TASK TO COMPLETE:
Copy out each line in the material below that has the word "worldcup".

________________

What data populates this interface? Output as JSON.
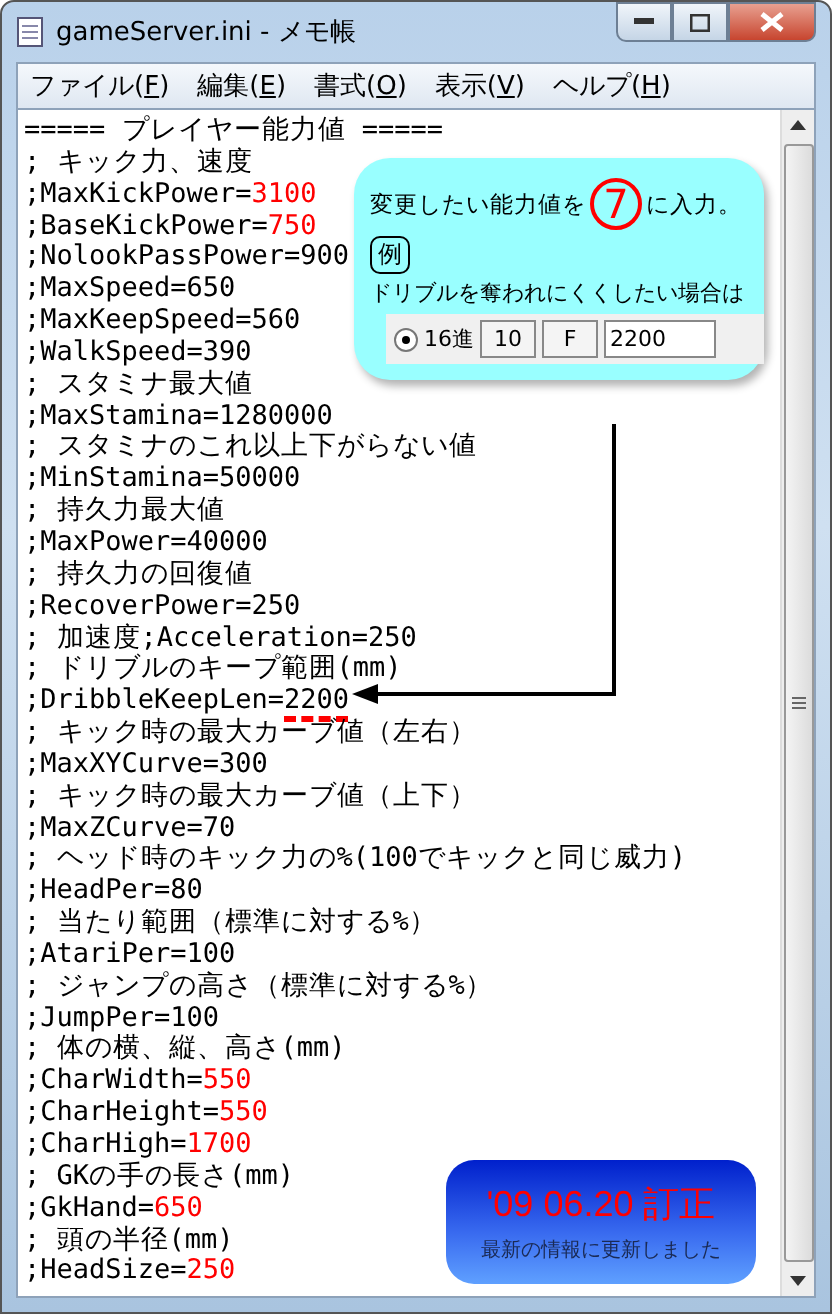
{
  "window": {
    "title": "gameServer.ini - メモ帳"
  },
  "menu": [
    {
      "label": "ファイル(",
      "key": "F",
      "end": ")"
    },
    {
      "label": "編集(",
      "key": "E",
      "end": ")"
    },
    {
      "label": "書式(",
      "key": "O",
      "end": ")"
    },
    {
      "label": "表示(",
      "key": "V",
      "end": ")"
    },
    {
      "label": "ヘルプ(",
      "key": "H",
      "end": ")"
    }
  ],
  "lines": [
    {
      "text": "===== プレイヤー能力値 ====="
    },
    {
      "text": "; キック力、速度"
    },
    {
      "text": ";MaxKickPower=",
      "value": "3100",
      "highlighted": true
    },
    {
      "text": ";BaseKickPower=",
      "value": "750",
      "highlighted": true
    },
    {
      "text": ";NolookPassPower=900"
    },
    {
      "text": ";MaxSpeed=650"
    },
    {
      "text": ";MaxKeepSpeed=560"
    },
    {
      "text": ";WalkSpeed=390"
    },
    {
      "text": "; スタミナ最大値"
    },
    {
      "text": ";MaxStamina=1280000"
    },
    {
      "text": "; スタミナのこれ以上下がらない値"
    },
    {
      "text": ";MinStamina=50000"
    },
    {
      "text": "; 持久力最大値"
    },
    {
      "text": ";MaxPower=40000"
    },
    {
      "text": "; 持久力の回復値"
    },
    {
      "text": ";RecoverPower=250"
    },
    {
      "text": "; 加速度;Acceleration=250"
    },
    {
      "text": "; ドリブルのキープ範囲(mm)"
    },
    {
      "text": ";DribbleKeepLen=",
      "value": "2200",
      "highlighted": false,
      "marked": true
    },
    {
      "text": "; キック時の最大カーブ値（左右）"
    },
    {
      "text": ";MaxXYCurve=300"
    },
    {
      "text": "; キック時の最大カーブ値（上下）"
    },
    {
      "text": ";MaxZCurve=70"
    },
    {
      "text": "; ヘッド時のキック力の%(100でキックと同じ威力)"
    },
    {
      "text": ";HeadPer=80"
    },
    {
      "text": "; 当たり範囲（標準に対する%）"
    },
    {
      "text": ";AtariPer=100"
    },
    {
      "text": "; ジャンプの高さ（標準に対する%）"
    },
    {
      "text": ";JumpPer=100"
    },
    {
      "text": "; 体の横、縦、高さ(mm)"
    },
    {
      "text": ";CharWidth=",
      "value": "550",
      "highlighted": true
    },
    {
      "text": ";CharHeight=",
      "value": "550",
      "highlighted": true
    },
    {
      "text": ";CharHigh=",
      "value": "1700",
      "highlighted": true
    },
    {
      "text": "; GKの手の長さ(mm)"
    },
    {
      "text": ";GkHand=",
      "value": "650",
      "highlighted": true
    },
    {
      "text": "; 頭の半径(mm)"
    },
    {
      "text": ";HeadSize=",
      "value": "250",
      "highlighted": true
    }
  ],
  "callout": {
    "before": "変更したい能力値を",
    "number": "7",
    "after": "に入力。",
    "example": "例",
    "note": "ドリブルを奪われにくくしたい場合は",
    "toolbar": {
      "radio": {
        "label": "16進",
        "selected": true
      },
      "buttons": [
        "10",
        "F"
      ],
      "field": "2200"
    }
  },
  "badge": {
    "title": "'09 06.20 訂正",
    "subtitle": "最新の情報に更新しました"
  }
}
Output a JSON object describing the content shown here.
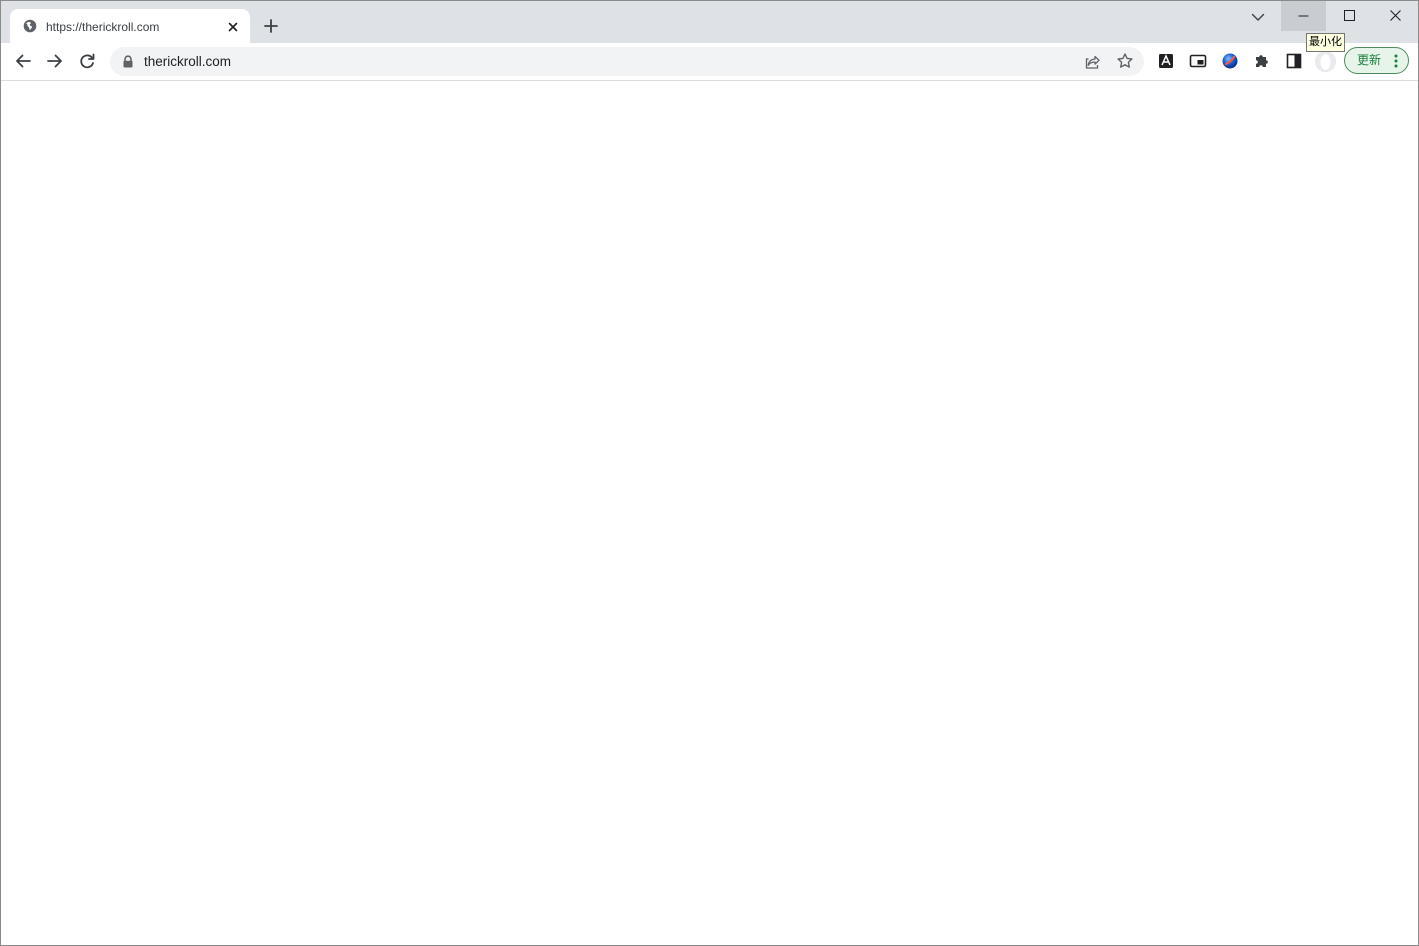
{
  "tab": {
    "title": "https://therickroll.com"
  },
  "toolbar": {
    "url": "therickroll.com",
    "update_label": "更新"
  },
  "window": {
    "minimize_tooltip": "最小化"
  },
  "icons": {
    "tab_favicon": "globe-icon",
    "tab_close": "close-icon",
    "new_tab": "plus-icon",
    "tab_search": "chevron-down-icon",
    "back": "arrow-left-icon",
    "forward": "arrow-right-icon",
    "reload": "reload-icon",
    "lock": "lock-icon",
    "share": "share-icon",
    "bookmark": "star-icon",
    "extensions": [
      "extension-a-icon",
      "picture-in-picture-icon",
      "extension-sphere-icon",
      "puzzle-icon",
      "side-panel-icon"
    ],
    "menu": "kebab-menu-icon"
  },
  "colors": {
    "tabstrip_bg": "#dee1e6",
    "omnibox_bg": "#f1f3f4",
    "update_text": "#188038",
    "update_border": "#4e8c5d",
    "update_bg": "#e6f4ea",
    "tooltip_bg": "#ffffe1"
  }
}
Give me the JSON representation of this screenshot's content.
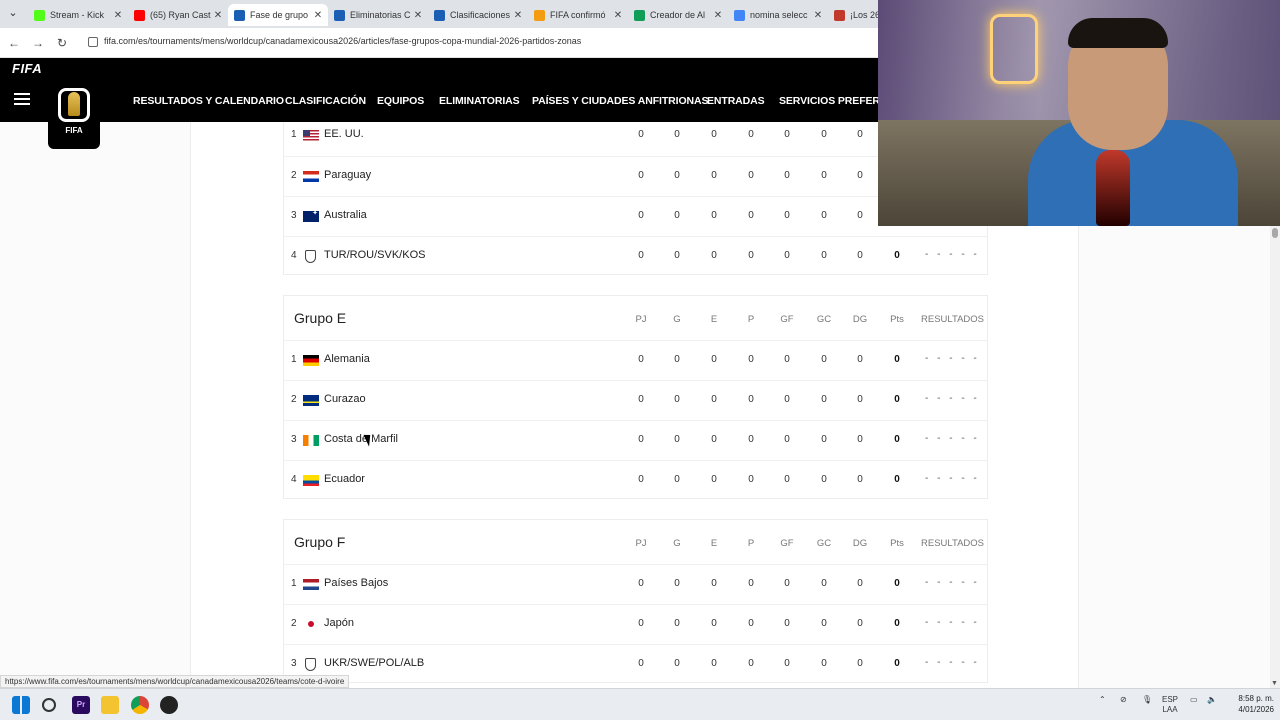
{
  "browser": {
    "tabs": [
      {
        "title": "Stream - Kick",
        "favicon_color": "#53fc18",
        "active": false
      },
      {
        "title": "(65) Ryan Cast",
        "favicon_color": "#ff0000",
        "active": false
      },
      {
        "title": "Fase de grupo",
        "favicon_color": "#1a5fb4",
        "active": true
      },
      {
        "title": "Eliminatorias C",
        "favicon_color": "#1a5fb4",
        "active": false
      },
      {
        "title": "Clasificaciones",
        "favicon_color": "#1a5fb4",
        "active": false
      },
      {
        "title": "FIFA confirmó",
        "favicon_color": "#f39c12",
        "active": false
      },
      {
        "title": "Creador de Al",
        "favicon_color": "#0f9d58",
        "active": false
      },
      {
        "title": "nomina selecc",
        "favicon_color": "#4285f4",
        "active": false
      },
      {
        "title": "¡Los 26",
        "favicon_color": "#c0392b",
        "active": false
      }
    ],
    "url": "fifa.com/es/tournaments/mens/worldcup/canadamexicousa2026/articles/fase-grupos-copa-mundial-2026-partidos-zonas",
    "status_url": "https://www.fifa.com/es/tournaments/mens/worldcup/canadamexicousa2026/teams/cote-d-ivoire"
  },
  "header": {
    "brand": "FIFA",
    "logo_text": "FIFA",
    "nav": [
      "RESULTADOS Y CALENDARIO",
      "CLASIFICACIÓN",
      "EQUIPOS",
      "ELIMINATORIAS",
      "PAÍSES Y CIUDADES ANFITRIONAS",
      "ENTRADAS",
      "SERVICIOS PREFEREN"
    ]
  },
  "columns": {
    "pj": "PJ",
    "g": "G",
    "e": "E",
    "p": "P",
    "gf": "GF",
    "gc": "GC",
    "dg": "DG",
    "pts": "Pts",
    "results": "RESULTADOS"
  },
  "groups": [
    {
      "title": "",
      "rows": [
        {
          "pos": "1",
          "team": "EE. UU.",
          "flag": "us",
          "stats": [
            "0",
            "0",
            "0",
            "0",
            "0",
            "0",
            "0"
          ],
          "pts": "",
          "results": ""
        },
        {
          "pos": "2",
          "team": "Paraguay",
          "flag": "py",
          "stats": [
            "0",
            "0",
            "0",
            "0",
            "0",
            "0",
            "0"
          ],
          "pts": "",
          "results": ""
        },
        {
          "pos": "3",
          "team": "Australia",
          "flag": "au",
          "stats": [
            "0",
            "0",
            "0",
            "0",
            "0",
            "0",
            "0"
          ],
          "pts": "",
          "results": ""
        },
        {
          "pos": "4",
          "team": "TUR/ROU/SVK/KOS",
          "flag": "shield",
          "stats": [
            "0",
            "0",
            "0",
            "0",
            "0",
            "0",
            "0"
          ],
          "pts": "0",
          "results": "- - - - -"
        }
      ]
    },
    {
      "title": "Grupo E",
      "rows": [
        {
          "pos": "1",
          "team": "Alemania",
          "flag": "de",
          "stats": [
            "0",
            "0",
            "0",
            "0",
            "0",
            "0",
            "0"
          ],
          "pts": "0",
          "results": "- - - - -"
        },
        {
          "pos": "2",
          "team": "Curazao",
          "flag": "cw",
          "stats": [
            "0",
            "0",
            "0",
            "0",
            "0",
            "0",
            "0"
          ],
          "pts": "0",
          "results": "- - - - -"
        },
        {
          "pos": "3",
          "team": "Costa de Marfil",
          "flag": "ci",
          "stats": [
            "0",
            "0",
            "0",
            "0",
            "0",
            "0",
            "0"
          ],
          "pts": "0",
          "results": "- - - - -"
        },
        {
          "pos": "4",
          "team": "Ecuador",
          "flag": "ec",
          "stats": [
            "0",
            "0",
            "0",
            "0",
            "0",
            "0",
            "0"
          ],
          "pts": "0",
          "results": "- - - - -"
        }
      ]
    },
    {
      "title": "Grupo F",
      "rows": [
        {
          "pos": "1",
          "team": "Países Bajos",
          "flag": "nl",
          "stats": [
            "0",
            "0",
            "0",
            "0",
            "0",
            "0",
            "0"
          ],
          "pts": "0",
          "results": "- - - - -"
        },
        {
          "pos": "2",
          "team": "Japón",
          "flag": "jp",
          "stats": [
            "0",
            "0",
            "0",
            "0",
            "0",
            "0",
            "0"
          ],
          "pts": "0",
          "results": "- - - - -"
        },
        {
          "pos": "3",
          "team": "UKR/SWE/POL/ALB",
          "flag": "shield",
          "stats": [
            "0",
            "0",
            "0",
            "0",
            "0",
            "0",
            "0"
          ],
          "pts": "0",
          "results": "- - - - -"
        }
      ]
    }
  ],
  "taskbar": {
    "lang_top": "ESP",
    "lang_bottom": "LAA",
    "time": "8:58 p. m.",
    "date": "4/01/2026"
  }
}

________________

RESPONSE TO THIS EXERCISE:
    "url": "fifa.com/es/tournaments/mens/worldcup/canadamexicousa2026/articles/fase-grupos-copa-mundial-2026-partidos-zonas",
    "status_url": "https://www.fifa.com/es/tournaments/mens/worldcup/canadamexicousa2026/teams/cote-d-ivoire"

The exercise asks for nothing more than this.